## Start

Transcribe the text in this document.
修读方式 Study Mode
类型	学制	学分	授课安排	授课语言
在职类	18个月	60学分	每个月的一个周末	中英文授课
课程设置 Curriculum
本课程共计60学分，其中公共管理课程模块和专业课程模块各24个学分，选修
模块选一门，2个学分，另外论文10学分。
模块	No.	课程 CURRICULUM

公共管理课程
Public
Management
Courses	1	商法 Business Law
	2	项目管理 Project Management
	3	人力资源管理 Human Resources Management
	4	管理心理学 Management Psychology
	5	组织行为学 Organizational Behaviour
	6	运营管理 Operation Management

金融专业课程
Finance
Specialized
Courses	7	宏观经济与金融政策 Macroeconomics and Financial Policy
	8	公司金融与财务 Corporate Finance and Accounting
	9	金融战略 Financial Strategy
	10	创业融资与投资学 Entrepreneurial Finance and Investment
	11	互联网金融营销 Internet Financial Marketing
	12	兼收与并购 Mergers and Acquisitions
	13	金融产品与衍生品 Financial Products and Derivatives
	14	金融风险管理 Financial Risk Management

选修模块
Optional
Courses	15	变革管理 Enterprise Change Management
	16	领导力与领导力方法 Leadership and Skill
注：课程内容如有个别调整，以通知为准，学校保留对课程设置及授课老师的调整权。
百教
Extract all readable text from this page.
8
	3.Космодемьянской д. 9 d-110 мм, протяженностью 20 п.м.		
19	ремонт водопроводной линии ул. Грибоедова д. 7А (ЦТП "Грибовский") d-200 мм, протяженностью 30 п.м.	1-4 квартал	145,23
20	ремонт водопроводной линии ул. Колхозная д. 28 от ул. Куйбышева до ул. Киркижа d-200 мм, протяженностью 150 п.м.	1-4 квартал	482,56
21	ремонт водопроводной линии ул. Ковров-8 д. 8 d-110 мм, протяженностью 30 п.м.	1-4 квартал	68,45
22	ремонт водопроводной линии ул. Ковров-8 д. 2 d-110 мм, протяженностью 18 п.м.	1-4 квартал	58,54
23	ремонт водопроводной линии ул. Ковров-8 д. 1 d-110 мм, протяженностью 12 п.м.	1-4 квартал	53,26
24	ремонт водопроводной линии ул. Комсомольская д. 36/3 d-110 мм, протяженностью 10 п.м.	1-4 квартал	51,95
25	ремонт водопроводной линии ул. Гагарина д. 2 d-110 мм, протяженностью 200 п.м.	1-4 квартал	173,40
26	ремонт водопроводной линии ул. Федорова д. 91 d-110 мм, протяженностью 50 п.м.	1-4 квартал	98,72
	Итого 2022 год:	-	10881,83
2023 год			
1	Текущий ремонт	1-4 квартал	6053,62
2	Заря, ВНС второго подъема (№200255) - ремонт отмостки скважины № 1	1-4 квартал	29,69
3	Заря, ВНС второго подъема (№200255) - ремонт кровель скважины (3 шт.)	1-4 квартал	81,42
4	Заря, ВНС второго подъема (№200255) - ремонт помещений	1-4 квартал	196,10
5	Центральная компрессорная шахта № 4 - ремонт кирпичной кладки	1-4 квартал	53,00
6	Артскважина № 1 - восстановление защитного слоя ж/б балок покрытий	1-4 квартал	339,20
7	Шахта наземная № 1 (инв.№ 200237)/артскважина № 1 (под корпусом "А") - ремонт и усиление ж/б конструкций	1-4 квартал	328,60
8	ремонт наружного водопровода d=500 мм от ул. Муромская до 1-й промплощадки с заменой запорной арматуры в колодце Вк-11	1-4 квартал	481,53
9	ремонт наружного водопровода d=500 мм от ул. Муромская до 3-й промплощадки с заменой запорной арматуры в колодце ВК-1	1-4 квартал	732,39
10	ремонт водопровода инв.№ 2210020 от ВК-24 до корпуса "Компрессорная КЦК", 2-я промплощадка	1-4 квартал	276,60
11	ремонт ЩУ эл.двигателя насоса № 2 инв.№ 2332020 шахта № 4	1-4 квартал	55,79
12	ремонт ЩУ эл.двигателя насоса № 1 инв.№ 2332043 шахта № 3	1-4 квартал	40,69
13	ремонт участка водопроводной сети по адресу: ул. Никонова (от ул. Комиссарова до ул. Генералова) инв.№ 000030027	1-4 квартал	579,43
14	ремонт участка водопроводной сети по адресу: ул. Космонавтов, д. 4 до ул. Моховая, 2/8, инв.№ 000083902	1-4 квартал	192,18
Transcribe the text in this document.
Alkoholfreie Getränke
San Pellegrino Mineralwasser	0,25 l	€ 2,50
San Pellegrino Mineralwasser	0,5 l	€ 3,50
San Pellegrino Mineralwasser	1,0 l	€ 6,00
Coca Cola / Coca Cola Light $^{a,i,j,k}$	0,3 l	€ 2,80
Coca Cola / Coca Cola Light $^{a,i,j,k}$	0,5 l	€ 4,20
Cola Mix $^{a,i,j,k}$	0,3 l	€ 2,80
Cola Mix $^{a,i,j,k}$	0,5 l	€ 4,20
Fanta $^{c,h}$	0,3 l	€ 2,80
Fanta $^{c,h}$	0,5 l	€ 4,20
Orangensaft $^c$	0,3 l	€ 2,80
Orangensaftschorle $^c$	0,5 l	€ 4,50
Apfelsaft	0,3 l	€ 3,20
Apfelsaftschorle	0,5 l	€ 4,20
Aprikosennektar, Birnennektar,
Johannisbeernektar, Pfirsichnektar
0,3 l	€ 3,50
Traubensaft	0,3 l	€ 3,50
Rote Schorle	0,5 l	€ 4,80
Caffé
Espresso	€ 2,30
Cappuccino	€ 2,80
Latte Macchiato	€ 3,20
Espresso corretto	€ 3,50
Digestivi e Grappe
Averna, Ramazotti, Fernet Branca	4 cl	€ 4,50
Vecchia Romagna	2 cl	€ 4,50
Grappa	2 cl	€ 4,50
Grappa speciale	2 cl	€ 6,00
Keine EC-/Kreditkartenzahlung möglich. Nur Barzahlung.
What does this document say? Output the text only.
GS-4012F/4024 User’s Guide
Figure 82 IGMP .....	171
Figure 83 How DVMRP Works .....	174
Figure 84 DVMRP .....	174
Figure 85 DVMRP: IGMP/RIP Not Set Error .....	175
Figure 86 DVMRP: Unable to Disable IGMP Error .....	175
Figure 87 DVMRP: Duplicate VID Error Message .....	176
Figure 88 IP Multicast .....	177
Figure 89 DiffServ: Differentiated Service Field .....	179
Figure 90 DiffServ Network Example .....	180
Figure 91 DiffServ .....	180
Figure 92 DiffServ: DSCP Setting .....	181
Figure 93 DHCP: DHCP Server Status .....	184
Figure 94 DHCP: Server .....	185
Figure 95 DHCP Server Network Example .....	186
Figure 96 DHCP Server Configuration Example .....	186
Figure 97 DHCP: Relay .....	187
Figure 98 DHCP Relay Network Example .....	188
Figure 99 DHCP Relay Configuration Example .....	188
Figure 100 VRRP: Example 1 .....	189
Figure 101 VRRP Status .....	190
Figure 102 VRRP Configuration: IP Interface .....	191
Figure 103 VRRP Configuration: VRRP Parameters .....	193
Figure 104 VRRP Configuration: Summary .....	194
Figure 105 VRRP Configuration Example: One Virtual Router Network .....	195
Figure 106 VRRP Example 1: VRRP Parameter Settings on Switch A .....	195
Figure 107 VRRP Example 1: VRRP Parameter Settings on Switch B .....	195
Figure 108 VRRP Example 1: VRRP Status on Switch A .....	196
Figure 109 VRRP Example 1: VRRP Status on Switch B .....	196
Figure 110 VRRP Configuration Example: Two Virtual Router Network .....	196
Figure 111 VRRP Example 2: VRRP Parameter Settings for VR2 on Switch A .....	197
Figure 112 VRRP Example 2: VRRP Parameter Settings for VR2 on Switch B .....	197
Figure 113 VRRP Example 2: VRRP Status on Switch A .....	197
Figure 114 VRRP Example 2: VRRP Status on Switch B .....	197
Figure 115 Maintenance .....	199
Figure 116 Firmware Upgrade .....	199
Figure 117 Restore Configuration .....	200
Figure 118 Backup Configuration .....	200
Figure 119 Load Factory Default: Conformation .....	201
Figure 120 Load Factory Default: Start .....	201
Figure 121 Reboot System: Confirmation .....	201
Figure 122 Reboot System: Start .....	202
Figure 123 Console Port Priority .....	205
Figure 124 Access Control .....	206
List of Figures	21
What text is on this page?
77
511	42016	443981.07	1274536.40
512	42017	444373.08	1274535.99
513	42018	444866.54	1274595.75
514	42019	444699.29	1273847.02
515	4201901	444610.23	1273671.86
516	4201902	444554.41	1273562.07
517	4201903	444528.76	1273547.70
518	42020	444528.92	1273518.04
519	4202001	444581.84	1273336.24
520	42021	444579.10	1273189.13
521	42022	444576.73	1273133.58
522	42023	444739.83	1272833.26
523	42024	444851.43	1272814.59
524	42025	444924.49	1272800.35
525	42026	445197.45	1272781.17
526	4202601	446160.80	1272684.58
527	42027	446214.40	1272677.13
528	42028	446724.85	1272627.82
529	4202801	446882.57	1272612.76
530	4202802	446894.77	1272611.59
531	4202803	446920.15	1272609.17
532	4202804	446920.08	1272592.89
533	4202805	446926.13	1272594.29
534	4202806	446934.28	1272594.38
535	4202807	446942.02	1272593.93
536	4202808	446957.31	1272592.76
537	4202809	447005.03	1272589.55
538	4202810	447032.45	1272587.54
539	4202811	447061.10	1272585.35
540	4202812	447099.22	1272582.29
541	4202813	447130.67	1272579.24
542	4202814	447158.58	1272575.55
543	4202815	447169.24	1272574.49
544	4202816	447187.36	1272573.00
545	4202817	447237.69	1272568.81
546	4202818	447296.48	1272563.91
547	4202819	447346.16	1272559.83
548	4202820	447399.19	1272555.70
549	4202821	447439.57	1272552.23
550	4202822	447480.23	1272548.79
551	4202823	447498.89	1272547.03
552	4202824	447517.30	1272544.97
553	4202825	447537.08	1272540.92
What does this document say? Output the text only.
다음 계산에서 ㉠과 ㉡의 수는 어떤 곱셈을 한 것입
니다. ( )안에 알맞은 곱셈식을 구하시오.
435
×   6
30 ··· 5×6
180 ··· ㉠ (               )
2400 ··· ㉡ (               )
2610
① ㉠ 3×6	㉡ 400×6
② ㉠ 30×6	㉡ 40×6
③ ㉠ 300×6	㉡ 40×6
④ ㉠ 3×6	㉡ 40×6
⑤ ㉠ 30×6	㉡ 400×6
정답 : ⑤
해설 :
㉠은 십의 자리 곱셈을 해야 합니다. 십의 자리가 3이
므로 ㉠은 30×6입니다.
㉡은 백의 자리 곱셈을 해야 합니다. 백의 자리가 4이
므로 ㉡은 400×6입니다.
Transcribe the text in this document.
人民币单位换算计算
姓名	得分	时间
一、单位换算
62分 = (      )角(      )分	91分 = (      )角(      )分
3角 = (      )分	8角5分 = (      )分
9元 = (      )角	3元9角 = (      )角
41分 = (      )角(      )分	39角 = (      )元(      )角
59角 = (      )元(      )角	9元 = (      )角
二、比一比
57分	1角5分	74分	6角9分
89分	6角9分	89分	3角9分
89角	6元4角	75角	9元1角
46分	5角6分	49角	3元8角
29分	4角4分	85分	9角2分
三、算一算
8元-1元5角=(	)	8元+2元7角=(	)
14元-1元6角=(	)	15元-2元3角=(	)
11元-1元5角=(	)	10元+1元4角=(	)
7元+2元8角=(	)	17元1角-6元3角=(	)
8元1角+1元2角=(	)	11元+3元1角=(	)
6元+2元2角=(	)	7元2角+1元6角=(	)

## End

#### Objective:
Report the number of lines above that contain the word "Pellegrino", and only that number.

#### Task result:
3